= BRIEF =
Copy out the data below as written; omit any images.

• • • •

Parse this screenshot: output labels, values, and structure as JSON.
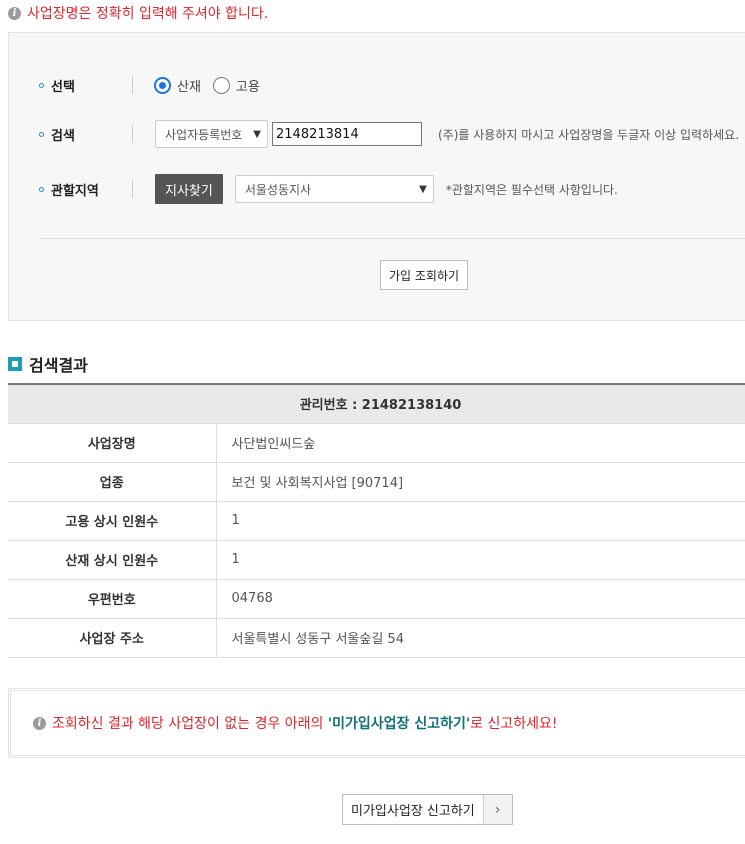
{
  "notice": {
    "text": "사업장명은 정확히 입력해 주셔야 합니다."
  },
  "search": {
    "choice_label": "선택",
    "options": [
      "산재",
      "고용"
    ],
    "selected_option": "산재",
    "search_label": "검색",
    "search_type": "사업자등록번호",
    "search_value": "2148213814",
    "search_hint": "(주)를 사용하지 마시고 사업장명을 두글자 이상 입력하세요.",
    "region_label": "관할지역",
    "find_branch_button": "지사찾기",
    "region_value": "서울성동지사",
    "region_hint": "*관할지역은 필수선택 사항입니다.",
    "submit_button": "가입 조회하기"
  },
  "results": {
    "title": "검색결과",
    "header": "관리번호 : 21482138140",
    "rows": [
      {
        "label": "사업장명",
        "value": "사단법인씨드숲"
      },
      {
        "label": "업종",
        "value": "보건 및 사회복지사업 [90714]"
      },
      {
        "label": "고용 상시 인원수",
        "value": "1"
      },
      {
        "label": "산재 상시 인원수",
        "value": "1"
      },
      {
        "label": "우편번호",
        "value": "04768"
      },
      {
        "label": "사업장 주소",
        "value": "서울특별시 성동구 서울숲길 54"
      }
    ]
  },
  "warning": {
    "prefix": "조회하신 결과 해당 사업장이 없는 경우 아래의 ",
    "highlight": "'미가입사업장 신고하기'",
    "suffix": "로 신고하세요!"
  },
  "report_button": {
    "label": "미가입사업장 신고하기",
    "arrow": "›"
  },
  "colors": {
    "alert": "#e0262c",
    "accent": "#1b9fb5",
    "highlight": "#11707a"
  }
}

• • • •

= FULL OUTPUT =
Parse this screenshot: output labels, values, and structure as JSON.
{
  "notice": {
    "text": "사업장명은 정확히 입력해 주셔야 합니다."
  },
  "search": {
    "choice_label": "선택",
    "options": [
      "산재",
      "고용"
    ],
    "selected_option": "산재",
    "search_label": "검색",
    "search_type": "사업자등록번호",
    "search_value": "2148213814",
    "search_hint": "(주)를 사용하지 마시고 사업장명을 두글자 이상 입력하세요.",
    "region_label": "관할지역",
    "find_branch_button": "지사찾기",
    "region_value": "서울성동지사",
    "region_hint": "*관할지역은 필수선택 사항입니다.",
    "submit_button": "가입 조회하기"
  },
  "results": {
    "title": "검색결과",
    "header": "관리번호 : 21482138140",
    "rows": [
      {
        "label": "사업장명",
        "value": "사단법인씨드숲"
      },
      {
        "label": "업종",
        "value": "보건 및 사회복지사업 [90714]"
      },
      {
        "label": "고용 상시 인원수",
        "value": "1"
      },
      {
        "label": "산재 상시 인원수",
        "value": "1"
      },
      {
        "label": "우편번호",
        "value": "04768"
      },
      {
        "label": "사업장 주소",
        "value": "서울특별시 성동구 서울숲길 54"
      }
    ]
  },
  "warning": {
    "prefix": "조회하신 결과 해당 사업장이 없는 경우 아래의 ",
    "highlight": "'미가입사업장 신고하기'",
    "suffix": "로 신고하세요!"
  },
  "report_button": {
    "label": "미가입사업장 신고하기",
    "arrow": "›"
  },
  "colors": {
    "alert": "#e0262c",
    "accent": "#1b9fb5",
    "highlight": "#11707a"
  }
}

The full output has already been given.